_What you should do_
Copy out every line in the entries below that includes "false".

Collected data entries:
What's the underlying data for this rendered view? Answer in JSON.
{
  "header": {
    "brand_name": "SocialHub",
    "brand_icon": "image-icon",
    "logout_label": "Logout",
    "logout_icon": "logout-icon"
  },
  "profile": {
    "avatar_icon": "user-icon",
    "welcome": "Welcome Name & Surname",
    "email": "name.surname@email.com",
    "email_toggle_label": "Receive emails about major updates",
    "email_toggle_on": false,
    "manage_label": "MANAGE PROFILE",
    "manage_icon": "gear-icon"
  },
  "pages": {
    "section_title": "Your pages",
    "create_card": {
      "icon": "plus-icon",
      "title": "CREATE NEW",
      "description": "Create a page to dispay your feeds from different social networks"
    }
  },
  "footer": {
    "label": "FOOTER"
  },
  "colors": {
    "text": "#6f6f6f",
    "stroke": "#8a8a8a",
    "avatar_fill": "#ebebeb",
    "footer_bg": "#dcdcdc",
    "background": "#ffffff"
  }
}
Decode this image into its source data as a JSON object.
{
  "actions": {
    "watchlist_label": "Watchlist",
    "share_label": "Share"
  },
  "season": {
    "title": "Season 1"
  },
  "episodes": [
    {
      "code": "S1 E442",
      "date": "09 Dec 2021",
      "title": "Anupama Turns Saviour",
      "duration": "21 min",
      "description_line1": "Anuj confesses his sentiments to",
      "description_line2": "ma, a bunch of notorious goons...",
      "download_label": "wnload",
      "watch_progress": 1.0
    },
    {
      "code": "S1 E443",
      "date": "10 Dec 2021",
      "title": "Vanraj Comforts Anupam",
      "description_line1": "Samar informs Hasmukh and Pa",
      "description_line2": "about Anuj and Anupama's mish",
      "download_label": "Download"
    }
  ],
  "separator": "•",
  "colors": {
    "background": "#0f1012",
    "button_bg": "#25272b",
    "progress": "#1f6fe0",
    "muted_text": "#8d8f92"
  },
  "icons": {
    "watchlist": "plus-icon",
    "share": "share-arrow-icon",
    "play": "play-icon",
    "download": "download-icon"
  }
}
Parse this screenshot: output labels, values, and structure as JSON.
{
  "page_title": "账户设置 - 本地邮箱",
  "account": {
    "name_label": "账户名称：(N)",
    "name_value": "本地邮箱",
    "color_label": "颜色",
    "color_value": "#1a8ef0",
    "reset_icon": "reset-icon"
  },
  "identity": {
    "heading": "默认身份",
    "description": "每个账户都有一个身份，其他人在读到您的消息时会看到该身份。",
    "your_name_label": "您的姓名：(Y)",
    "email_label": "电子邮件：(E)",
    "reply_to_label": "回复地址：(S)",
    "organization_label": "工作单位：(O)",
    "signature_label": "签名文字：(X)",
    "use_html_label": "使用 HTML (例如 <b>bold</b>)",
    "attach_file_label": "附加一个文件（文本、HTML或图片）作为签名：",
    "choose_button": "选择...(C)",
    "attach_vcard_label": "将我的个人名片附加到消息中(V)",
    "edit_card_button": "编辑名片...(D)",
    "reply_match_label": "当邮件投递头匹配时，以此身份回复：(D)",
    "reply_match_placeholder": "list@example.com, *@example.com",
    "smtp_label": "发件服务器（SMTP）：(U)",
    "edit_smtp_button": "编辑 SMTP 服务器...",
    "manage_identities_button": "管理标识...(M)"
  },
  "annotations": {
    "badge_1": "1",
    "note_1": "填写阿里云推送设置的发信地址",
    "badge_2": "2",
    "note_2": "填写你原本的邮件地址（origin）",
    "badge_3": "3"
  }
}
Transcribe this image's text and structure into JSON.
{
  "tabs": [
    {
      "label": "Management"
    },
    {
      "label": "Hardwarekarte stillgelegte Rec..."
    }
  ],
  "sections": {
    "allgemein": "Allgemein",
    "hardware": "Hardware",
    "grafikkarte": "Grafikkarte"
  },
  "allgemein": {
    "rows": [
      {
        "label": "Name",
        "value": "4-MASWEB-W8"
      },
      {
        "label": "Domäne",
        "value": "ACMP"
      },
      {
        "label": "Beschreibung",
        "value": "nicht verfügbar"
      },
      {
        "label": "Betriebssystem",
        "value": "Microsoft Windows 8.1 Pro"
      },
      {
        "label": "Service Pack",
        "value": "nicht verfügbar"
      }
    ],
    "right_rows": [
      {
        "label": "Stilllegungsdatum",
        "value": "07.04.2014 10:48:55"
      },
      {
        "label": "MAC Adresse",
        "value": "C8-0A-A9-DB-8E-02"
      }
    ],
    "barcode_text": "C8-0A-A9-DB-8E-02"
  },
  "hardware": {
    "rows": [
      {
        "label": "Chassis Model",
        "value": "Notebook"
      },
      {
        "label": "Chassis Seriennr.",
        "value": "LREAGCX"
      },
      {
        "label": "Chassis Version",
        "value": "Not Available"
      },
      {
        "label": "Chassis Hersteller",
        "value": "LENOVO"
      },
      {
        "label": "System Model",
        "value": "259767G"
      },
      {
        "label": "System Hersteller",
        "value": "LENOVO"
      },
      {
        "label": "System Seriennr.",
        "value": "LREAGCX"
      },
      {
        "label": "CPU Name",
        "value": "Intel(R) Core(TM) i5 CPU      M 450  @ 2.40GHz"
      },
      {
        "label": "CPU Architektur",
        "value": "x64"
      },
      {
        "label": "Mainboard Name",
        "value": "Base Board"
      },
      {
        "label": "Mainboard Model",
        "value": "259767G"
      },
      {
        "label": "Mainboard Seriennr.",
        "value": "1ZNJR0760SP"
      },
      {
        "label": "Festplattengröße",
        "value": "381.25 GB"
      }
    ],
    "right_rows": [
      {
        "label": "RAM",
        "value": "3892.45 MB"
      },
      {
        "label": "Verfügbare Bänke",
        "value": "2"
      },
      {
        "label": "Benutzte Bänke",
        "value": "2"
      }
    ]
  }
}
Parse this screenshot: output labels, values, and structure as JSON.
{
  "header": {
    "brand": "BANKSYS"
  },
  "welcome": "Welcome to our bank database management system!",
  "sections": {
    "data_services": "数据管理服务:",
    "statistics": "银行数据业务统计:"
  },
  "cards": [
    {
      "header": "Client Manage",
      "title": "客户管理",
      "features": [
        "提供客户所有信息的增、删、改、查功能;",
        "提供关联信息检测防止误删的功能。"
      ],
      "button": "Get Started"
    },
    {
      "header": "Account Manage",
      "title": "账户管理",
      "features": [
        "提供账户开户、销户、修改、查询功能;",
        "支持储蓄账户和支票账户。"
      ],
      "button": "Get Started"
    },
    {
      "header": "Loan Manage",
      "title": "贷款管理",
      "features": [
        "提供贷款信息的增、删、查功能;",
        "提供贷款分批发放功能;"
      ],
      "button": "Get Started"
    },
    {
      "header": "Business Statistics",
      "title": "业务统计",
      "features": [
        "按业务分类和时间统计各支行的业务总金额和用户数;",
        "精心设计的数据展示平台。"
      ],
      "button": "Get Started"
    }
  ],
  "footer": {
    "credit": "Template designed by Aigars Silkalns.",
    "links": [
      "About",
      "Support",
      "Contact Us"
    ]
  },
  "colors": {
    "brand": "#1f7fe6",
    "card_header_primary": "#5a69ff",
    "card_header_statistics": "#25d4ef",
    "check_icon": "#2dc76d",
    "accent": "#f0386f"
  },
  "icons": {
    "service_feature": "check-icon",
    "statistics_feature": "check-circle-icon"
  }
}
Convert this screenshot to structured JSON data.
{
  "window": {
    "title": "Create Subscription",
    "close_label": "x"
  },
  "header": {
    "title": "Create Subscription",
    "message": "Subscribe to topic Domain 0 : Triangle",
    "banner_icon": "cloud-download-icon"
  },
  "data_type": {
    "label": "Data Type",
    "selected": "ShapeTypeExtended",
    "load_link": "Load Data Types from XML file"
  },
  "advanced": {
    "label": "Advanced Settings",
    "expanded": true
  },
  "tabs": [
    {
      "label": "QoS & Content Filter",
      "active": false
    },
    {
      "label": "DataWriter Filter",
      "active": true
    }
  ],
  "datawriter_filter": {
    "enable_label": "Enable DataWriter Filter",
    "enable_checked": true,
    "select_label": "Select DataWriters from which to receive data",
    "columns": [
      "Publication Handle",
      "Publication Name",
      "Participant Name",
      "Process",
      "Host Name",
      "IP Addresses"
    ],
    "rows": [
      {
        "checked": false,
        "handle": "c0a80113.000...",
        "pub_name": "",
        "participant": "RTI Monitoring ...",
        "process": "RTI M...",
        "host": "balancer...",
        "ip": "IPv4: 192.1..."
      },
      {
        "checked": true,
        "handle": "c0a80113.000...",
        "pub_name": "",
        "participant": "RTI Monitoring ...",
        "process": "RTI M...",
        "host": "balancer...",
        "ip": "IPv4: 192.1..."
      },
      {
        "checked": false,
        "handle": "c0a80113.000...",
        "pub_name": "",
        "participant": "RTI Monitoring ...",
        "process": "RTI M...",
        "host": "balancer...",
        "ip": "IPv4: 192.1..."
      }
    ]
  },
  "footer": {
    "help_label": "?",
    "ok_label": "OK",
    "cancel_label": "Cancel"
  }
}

_Output for this task_
    "email_toggle_on": false,
      "active": false
        "checked": false,
        "checked": false,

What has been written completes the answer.